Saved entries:

***

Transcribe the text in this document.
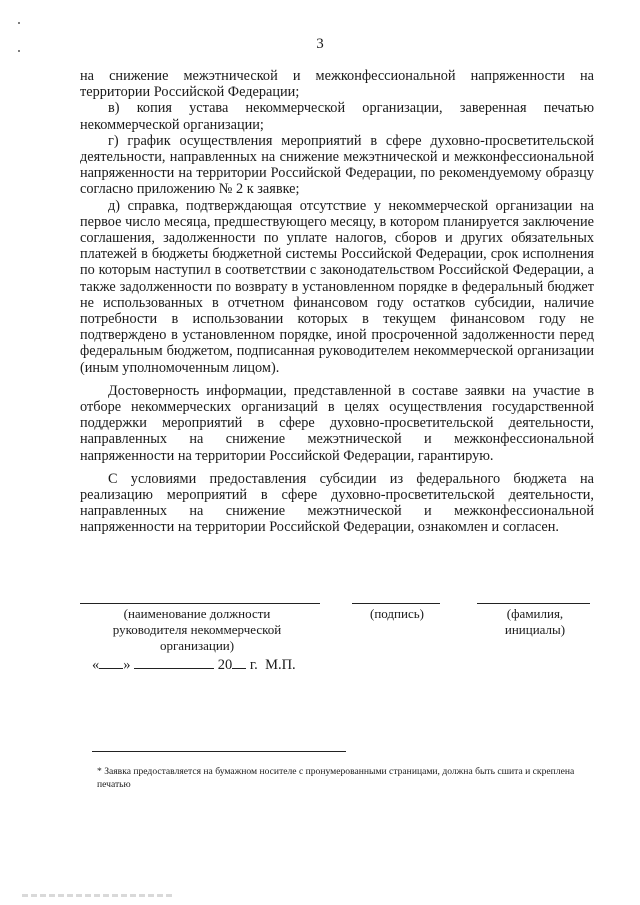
3

на снижение межэтнической и межконфессиональной напряженности на территории Российской Федерации;

в) копия устава некоммерческой организации, заверенная печатью некоммерческой организации;

г) график осуществления мероприятий в сфере духовно-просветительской деятельности, направленных на снижение межэтнической и межконфессиональной напряженности на территории Российской Федерации, по рекомендуемому образцу согласно приложению № 2 к заявке;

д) справка, подтверждающая отсутствие у некоммерческой организации на первое число месяца, предшествующего месяцу, в котором планируется заключение соглашения, задолженности по уплате налогов, сборов и других обязательных платежей в бюджеты бюджетной системы Российской Федерации, срок исполнения по которым наступил в соответствии с законодательством Российской Федерации, а также задолженности по возврату в установленном порядке в федеральный бюджет не использованных в отчетном финансовом году остатков субсидии, наличие потребности в использовании которых в текущем финансовом году не подтверждено в установленном порядке, иной просроченной задолженности перед федеральным бюджетом, подписанная руководителем некоммерческой организации (иным уполномоченным лицом).

Достоверность информации, представленной в составе заявки на участие в отборе некоммерческих организаций в целях осуществления государственной поддержки мероприятий в сфере духовно-просветительской деятельности, направленных на снижение межэтнической и межконфессиональной напряженности на территории Российской Федерации, гарантирую.

С условиями предоставления субсидии из федерального бюджета на реализацию мероприятий в сфере духовно-просветительской деятельности, направленных на снижение межэтнической и межконфессиональной напряженности на территории Российской Федерации, ознакомлен и согласен.

(наименование должности руководителя некоммерческой организации)
(подпись)	(фамилия, инициалы)
« »	20 г. М.П.
* Заявка предоставляется на бумажном носителе с пронумерованными страницами, должна быть сшита и скреплена печатью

***

**Given exercise:** Copy down every line of the entries containing the word "печатью".

**In response:**
в) копия устава некоммерческой организации, заверенная печатью некоммерческой организации;
* Заявка предоставляется на бумажном носителе с пронумерованными страницами, должна быть сшита и скреплена печатью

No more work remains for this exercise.